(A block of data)
==========

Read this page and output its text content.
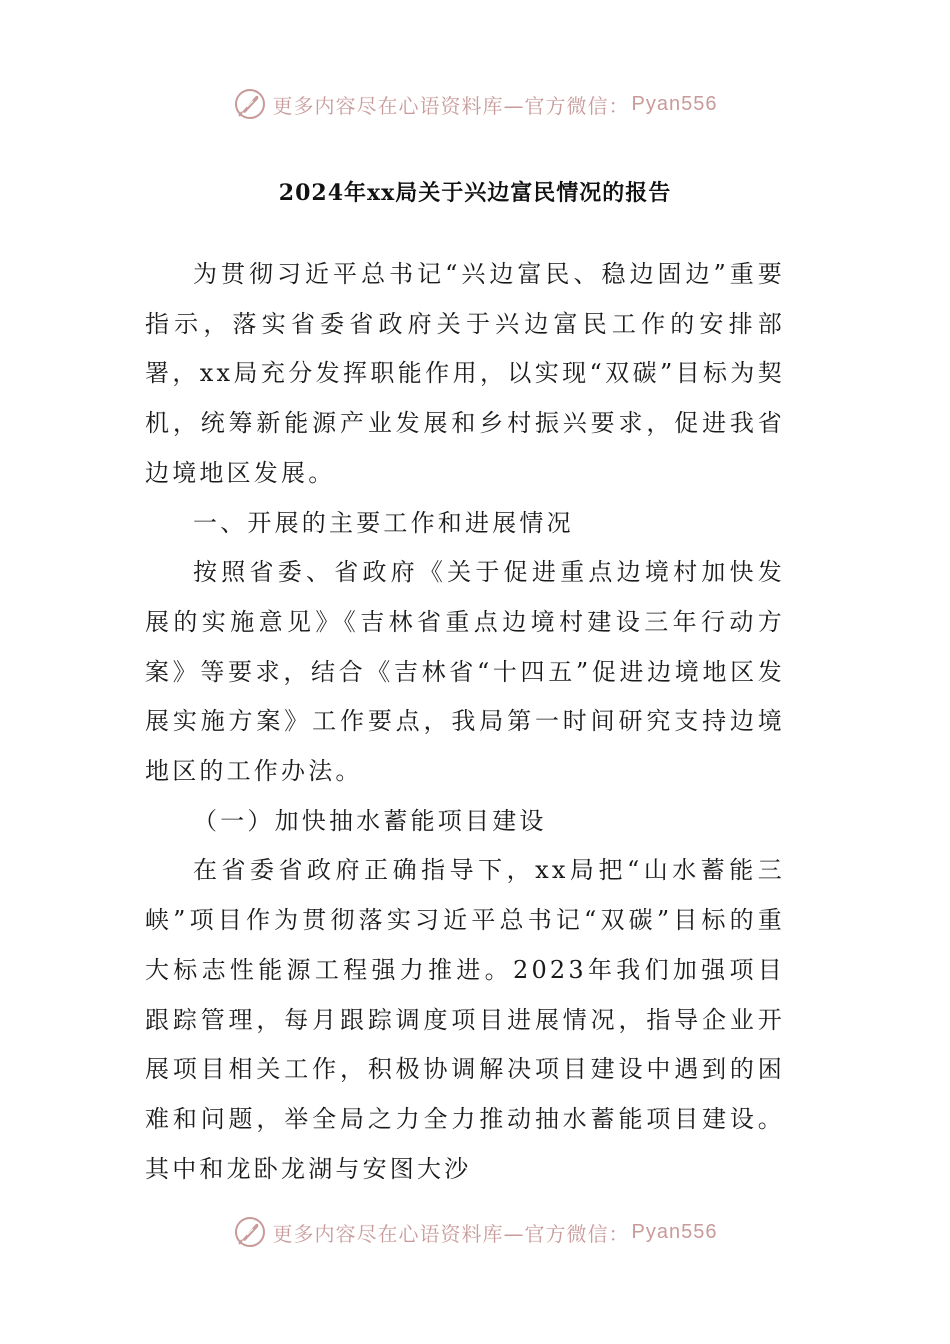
更多内容尽在心语资料库—官方微信： Pyan556
2024年xx局关于兴边富民情况的报告

为贯彻习近平总书记“兴边富民、稳边固边”重要指示，落实省委省政府关于兴边富民工作的安排部署，xx局充分发挥职能作用，以实现“双碳”目标为契机，统筹新能源产业发展和乡村振兴要求，促进我省边境地区发展。

一、开展的主要工作和进展情况

按照省委、省政府《关于促进重点边境村加快发展的实施意见》《吉林省重点边境村建设三年行动方案》等要求，结合《吉林省“十四五”促进边境地区发展实施方案》工作要点，我局第一时间研究支持边境地区的工作办法。

（一）加快抽水蓄能项目建设

在省委省政府正确指导下，xx局把“山水蓄能三峡”项目作为贯彻落实习近平总书记“双碳”目标的重大标志性能源工程强力推进。2023年我们加强项目跟踪管理，每月跟踪调度项目进展情况，指导企业开展项目相关工作，积极协调解决项目建设中遇到的困难和问题，举全局之力全力推动抽水蓄能项目建设。其中和龙卧龙湖与安图大沙

更多内容尽在心语资料库—官方微信： Pyan556
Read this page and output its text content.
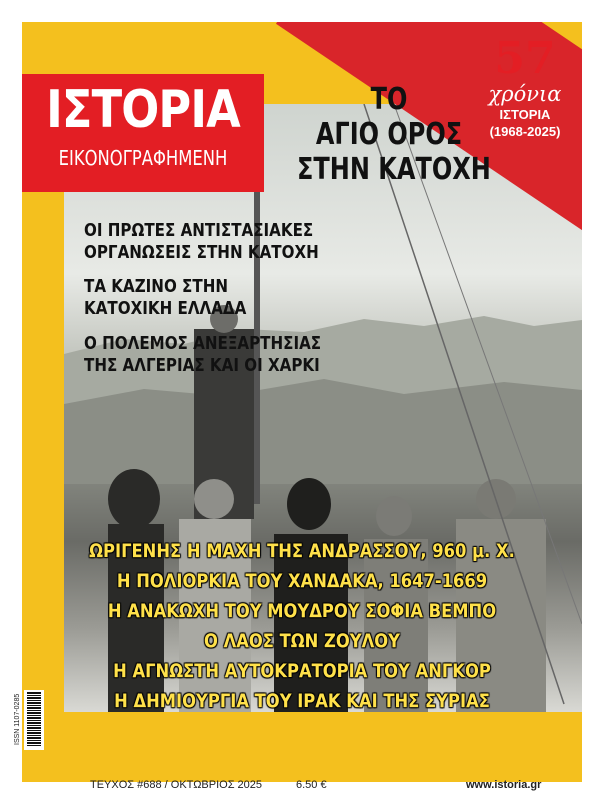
57
χρόνια
ΙΣΤΟΡΙΑ
(1968-2025)
ΙΣΤΟΡΙΑ
ΕΙΚΟΝΟΓΡΑΦΗΜΕΝΗ
ΤΟ
ΑΓΙΟ ΟΡΟΣ
ΣΤΗΝ ΚΑΤΟΧΗ
ΟΙ ΠΡΩΤΕΣ ΑΝΤΙΣΤΑΣΙΑΚΕΣ
ΟΡΓΑΝΩΣΕΙΣ ΣΤΗΝ ΚΑΤΟΧΗ
ΤΑ ΚΑΖΙΝΟ ΣΤΗΝ
ΚΑΤΟΧΙΚΗ ΕΛΛΑΔΑ
Ο ΠΟΛΕΜΟΣ ΑΝΕΞΑΡΤΗΣΙΑΣ
ΤΗΣ ΑΛΓΕΡΙΑΣ ΚΑΙ ΟΙ ΧΑΡΚΙ
ΩΡΙΓΕΝΗΣ Η ΜΑΧΗ ΤΗΣ ΑΝΔΡΑΣΣΟΥ, 960 μ. Χ.
Η ΠΟΛΙΟΡΚΙΑ ΤΟΥ ΧΑΝΔΑΚΑ, 1647-1669
Η ΑΝΑΚΩΧΗ ΤΟΥ ΜΟΥΔΡΟΥ ΣΟΦΙΑ ΒΕΜΠΟ
Ο ΛΑΟΣ ΤΩΝ ΖΟΥΛΟΥ
Η ΑΓΝΩΣΤΗ ΑΥΤΟΚΡΑΤΟΡΙΑ ΤΟΥ ΑΝΓΚΟΡ
Η ΔΗΜΙΟΥΡΓΙΑ ΤΟΥ ΙΡΑΚ ΚΑΙ ΤΗΣ ΣΥΡΙΑΣ
ISSN 1107-0285
ΤΕΥΧΟΣ #688 / ΟΚΤΩΒΡΙΟΣ 2025	6.50 €	www.istoria.gr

==========

Goal: Tally every line of the data that holds the word "ΣΤΗΝ" and write the count alone.

Solution to the exercise: 3